◆ WRITTEN INSTRUCTION
Write out the entries below once more, exactly, with the pictures left out.

┏━━

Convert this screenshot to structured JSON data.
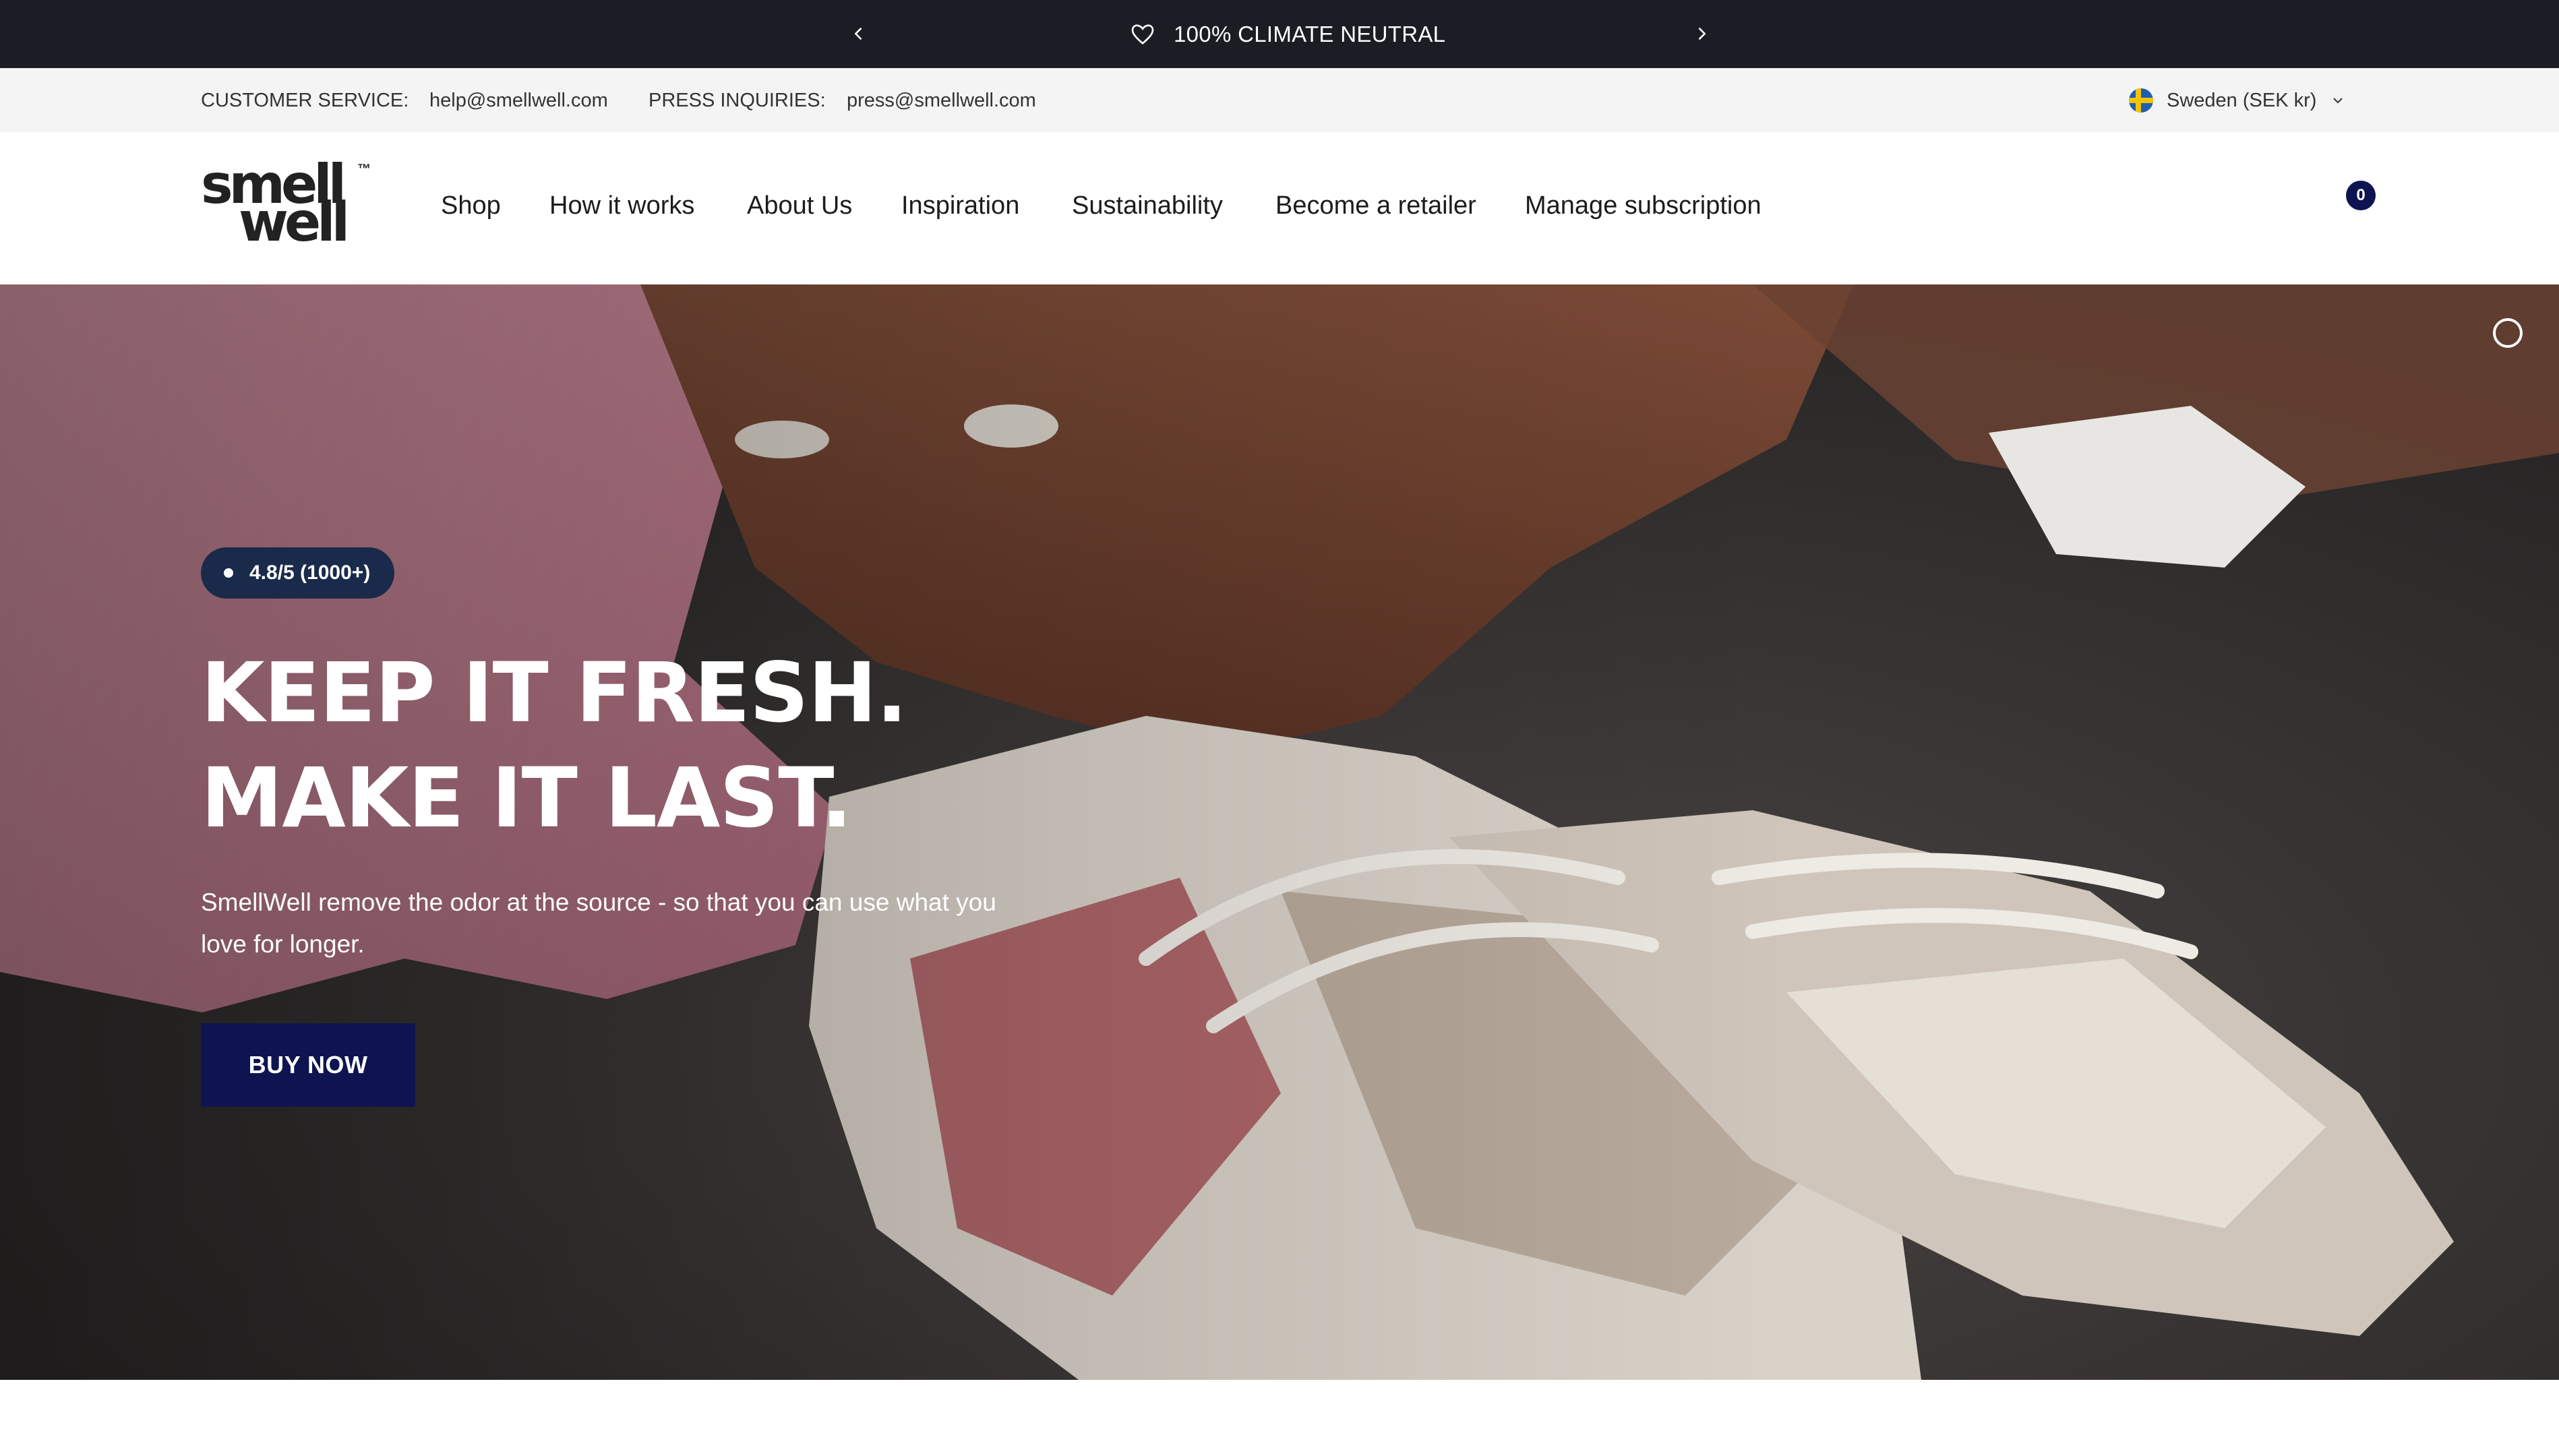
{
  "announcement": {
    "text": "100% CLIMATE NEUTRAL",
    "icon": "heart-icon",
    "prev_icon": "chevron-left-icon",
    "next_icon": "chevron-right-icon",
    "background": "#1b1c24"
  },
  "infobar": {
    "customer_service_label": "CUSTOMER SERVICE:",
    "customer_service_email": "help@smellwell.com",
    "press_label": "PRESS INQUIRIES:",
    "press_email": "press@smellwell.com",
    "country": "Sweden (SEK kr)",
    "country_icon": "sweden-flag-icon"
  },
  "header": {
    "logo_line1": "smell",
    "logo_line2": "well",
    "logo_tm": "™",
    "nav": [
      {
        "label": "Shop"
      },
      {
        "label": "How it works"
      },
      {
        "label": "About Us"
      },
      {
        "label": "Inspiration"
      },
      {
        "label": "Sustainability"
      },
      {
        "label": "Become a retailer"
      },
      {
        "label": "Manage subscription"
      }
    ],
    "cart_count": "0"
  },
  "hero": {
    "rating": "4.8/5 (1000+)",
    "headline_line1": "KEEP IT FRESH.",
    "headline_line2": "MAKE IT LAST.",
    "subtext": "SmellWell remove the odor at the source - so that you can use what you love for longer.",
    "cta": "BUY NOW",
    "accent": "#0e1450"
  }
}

┗━━

◆ WRITTEN REPLY
Convert this screenshot to structured JSON data.
{
  "announcement": {
    "text": "100% CLIMATE NEUTRAL",
    "icon": "heart-icon",
    "prev_icon": "chevron-left-icon",
    "next_icon": "chevron-right-icon",
    "background": "#1b1c24"
  },
  "infobar": {
    "customer_service_label": "CUSTOMER SERVICE:",
    "customer_service_email": "help@smellwell.com",
    "press_label": "PRESS INQUIRIES:",
    "press_email": "press@smellwell.com",
    "country": "Sweden (SEK kr)",
    "country_icon": "sweden-flag-icon"
  },
  "header": {
    "logo_line1": "smell",
    "logo_line2": "well",
    "logo_tm": "™",
    "nav": [
      {
        "label": "Shop"
      },
      {
        "label": "How it works"
      },
      {
        "label": "About Us"
      },
      {
        "label": "Inspiration"
      },
      {
        "label": "Sustainability"
      },
      {
        "label": "Become a retailer"
      },
      {
        "label": "Manage subscription"
      }
    ],
    "cart_count": "0"
  },
  "hero": {
    "rating": "4.8/5 (1000+)",
    "headline_line1": "KEEP IT FRESH.",
    "headline_line2": "MAKE IT LAST.",
    "subtext": "SmellWell remove the odor at the source - so that you can use what you love for longer.",
    "cta": "BUY NOW",
    "accent": "#0e1450"
  }
}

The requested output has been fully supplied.